___ Data excerpts
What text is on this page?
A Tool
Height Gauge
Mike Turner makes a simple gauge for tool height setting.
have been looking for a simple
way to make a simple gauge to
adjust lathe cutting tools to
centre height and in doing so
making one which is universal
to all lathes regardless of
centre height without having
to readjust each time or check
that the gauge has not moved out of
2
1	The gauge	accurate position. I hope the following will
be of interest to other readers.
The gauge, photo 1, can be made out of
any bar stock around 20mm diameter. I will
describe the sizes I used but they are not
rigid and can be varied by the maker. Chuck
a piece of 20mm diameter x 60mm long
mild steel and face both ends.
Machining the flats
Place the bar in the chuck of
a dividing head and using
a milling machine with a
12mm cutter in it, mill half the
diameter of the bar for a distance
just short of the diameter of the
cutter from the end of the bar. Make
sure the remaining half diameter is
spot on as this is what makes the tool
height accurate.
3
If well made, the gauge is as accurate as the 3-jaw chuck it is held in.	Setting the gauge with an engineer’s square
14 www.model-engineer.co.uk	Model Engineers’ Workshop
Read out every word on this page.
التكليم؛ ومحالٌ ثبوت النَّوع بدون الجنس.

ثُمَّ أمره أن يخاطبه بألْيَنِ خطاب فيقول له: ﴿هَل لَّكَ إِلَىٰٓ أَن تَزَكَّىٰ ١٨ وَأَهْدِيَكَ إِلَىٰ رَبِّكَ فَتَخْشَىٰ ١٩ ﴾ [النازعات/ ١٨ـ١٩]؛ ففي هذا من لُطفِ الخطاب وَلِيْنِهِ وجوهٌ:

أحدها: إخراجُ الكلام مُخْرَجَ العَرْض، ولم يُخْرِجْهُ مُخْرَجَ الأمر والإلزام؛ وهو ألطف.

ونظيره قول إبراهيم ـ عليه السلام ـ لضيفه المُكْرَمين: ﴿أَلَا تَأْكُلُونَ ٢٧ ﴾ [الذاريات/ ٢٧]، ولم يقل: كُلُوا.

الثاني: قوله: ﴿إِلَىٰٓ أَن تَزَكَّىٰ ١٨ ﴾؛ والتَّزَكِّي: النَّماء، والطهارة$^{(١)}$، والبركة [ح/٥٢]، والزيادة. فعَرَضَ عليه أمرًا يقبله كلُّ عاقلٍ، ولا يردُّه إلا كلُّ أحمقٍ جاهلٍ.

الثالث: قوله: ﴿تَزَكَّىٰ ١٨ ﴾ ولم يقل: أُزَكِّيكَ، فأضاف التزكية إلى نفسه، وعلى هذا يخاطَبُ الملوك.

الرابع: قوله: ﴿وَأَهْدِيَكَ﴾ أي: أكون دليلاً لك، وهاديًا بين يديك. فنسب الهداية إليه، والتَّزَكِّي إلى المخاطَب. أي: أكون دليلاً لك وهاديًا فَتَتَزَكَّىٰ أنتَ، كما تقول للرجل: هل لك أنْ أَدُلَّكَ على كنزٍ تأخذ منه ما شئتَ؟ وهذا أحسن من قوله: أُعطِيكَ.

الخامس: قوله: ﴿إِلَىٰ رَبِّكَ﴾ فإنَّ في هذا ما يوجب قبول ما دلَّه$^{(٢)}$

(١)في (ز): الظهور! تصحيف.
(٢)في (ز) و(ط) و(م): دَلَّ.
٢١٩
______
Count each line of the data where the word "page" appears, then reply with the total only.

2